start WORKING DATA

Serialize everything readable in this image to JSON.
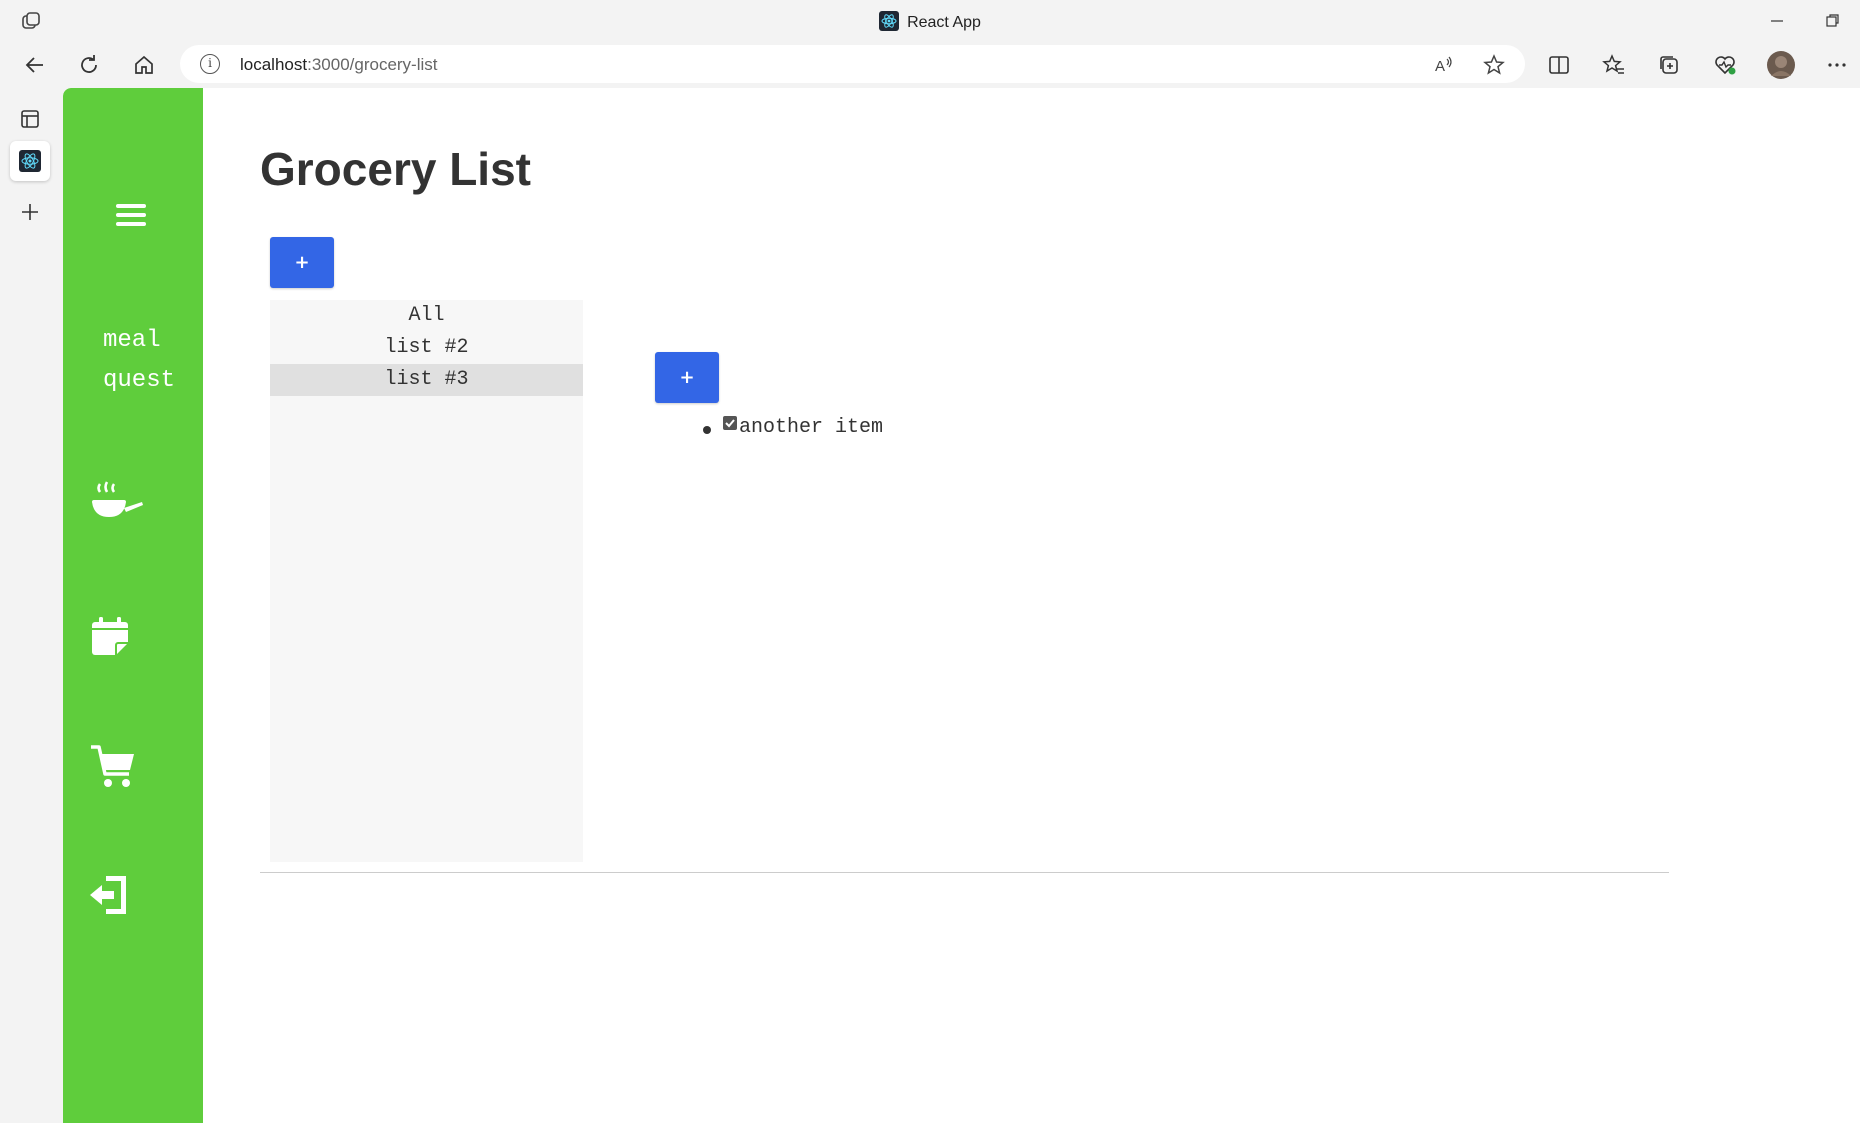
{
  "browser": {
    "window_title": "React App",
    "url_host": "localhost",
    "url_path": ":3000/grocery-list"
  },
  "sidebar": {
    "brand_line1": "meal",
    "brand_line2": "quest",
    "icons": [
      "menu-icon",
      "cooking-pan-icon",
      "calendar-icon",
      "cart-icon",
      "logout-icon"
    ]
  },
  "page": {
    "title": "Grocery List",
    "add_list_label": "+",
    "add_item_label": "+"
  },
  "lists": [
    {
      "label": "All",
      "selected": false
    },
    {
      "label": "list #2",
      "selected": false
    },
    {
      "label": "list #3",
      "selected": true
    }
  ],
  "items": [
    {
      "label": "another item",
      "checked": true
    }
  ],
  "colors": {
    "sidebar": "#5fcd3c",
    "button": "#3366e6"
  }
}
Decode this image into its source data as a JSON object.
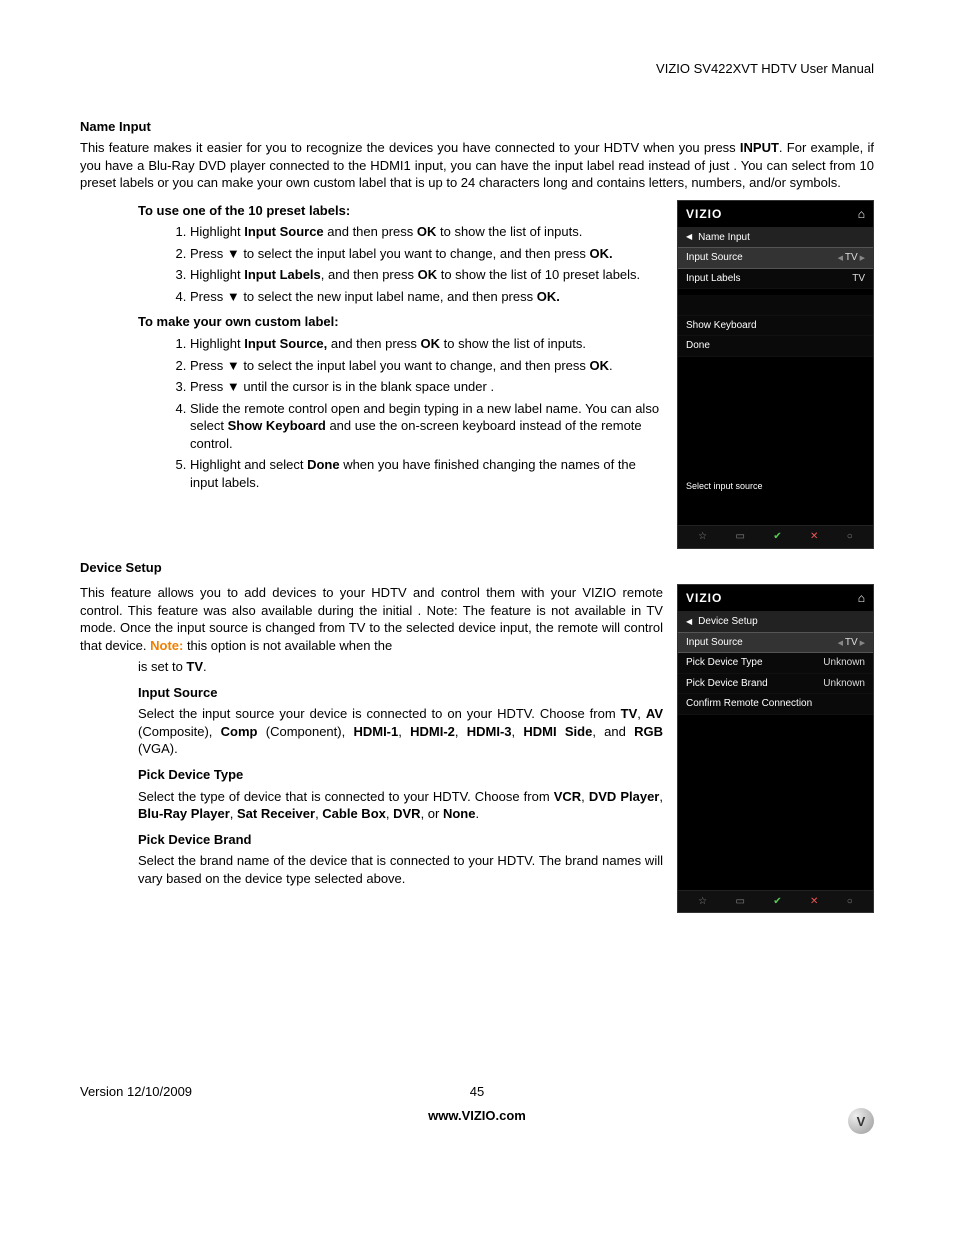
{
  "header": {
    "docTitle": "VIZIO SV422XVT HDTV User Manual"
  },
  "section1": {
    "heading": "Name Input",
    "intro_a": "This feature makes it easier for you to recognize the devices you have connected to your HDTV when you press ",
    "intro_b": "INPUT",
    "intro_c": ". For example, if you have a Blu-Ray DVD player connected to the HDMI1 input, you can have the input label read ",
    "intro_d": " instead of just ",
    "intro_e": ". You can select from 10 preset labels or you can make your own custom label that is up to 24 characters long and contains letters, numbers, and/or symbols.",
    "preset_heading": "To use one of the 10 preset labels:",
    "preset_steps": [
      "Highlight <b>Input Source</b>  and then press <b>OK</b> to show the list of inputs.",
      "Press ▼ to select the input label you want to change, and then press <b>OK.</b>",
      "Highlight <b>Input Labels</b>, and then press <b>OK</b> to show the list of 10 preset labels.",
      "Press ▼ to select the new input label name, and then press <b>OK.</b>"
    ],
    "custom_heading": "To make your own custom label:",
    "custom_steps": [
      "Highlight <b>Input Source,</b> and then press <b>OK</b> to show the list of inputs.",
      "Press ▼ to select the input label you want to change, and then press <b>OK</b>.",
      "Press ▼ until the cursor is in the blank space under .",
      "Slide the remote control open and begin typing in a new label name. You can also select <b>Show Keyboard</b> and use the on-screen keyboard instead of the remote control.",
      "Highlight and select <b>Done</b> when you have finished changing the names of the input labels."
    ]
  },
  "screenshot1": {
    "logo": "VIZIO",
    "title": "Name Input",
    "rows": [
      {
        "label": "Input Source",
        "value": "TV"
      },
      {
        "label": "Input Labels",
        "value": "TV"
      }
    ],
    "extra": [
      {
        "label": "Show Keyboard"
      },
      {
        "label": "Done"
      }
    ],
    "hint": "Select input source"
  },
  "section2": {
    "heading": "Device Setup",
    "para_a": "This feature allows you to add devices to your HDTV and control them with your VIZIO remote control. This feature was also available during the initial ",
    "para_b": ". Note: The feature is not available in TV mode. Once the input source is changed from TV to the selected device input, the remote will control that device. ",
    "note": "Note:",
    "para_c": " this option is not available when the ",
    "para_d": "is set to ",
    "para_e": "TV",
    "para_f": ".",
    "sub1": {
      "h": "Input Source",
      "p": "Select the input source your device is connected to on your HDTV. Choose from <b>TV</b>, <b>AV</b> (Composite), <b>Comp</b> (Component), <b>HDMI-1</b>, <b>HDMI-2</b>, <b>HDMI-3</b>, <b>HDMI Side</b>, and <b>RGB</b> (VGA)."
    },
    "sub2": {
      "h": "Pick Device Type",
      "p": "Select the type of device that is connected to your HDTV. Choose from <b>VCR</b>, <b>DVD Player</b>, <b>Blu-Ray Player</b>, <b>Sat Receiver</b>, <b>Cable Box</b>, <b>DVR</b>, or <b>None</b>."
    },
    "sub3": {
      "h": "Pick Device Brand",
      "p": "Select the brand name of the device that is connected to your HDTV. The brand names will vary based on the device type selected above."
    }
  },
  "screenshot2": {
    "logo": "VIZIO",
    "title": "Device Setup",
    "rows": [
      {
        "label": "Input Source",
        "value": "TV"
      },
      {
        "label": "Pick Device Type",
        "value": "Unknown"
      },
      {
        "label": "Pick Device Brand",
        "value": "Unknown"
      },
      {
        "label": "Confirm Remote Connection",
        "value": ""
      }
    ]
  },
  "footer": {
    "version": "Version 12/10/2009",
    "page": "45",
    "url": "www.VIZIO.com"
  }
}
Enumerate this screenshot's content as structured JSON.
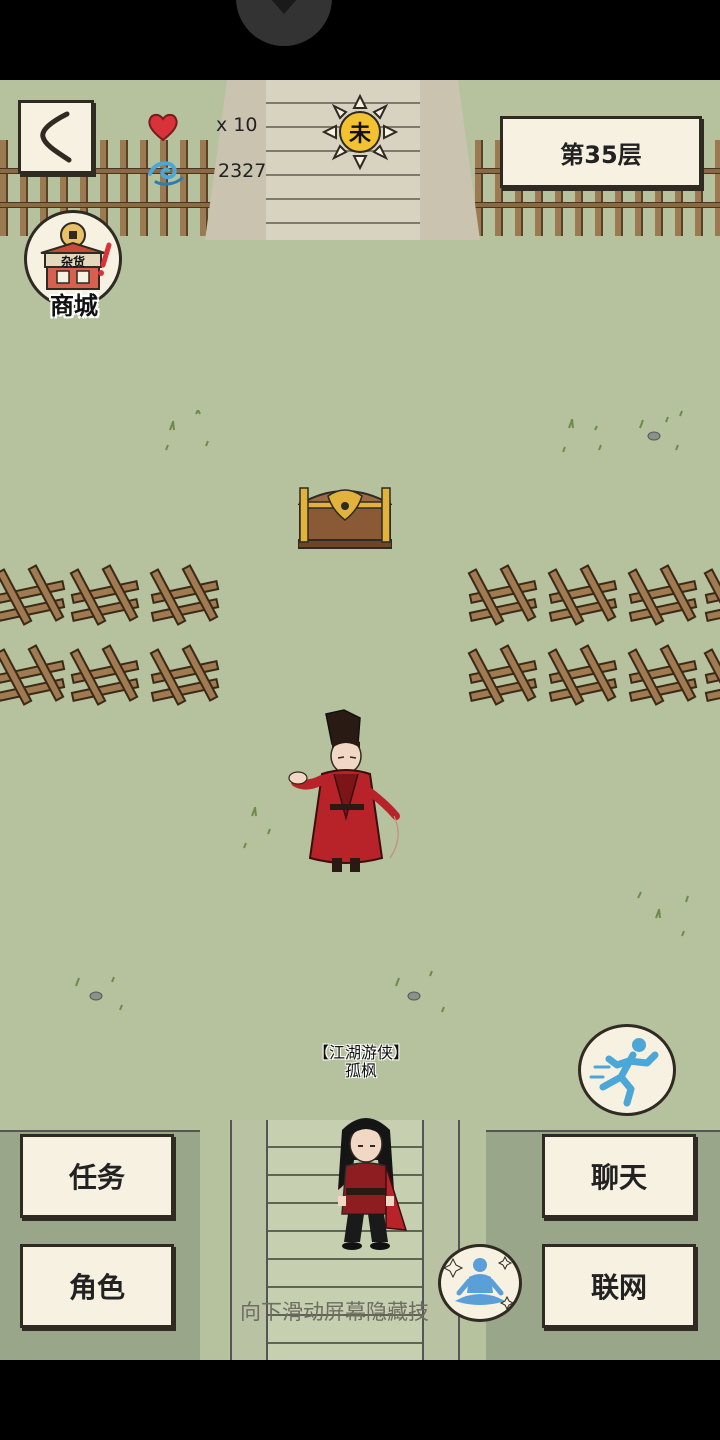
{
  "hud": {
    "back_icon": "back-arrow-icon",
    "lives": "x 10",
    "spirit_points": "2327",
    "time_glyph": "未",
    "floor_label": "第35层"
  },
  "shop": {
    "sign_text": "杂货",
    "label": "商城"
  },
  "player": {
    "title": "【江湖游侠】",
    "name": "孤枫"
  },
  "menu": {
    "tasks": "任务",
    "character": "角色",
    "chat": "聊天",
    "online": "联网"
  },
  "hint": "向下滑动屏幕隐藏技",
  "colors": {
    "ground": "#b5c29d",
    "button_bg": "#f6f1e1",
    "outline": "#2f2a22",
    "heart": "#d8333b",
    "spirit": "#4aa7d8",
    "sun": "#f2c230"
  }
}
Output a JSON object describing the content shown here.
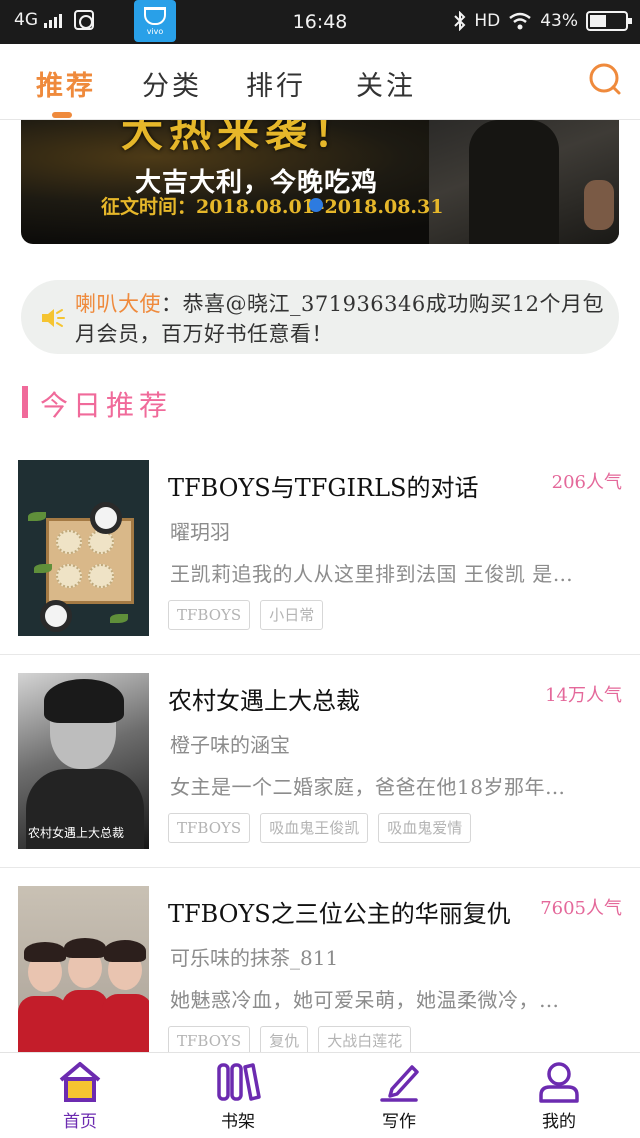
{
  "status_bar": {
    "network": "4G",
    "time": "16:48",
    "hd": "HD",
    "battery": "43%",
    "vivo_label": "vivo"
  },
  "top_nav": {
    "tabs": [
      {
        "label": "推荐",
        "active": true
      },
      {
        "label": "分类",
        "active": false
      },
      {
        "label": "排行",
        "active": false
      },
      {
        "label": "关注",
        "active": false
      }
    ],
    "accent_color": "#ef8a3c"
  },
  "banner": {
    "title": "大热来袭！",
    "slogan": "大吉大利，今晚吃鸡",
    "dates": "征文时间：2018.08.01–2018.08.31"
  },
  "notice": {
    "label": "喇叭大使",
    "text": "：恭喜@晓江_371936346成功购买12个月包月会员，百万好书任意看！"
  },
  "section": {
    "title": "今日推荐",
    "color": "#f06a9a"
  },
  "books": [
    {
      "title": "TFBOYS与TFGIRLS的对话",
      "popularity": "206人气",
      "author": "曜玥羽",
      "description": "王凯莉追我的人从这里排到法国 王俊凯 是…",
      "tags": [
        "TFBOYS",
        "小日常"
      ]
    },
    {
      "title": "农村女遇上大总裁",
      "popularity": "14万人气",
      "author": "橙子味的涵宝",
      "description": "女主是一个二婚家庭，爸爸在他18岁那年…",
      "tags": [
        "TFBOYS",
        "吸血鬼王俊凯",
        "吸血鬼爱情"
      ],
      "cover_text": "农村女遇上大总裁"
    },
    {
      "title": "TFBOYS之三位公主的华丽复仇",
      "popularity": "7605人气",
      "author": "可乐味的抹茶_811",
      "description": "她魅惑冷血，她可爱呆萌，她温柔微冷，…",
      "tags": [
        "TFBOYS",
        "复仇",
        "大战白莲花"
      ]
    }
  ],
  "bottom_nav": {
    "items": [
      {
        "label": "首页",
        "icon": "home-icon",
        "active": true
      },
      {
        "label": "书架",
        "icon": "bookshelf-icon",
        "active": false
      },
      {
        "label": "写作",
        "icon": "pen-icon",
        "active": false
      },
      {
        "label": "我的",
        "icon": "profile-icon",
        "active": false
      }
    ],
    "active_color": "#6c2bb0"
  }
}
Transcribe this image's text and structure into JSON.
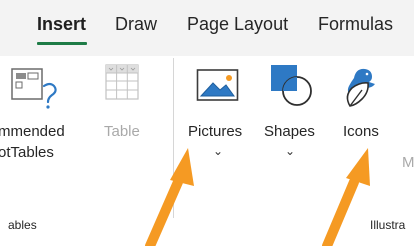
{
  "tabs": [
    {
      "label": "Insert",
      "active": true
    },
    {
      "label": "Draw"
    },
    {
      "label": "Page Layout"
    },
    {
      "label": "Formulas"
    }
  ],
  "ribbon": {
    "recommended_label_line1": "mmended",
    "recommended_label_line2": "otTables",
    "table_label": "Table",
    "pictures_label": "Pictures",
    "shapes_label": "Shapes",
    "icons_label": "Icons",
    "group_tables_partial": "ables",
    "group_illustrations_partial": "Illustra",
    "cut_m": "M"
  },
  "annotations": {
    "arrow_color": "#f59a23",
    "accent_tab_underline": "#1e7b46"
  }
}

end WORKING DATA

## SHORT EXERCISE
Repeat exactly the lines above, from the line containing "Transcribe this image's" through the last line of the records, inclusive; omit any pictures.

## SOLUTION
Transcribe this image's text and structure into JSON.
{
  "tabs": [
    {
      "label": "Insert",
      "active": true
    },
    {
      "label": "Draw"
    },
    {
      "label": "Page Layout"
    },
    {
      "label": "Formulas"
    }
  ],
  "ribbon": {
    "recommended_label_line1": "mmended",
    "recommended_label_line2": "otTables",
    "table_label": "Table",
    "pictures_label": "Pictures",
    "shapes_label": "Shapes",
    "icons_label": "Icons",
    "group_tables_partial": "ables",
    "group_illustrations_partial": "Illustra",
    "cut_m": "M"
  },
  "annotations": {
    "arrow_color": "#f59a23",
    "accent_tab_underline": "#1e7b46"
  }
}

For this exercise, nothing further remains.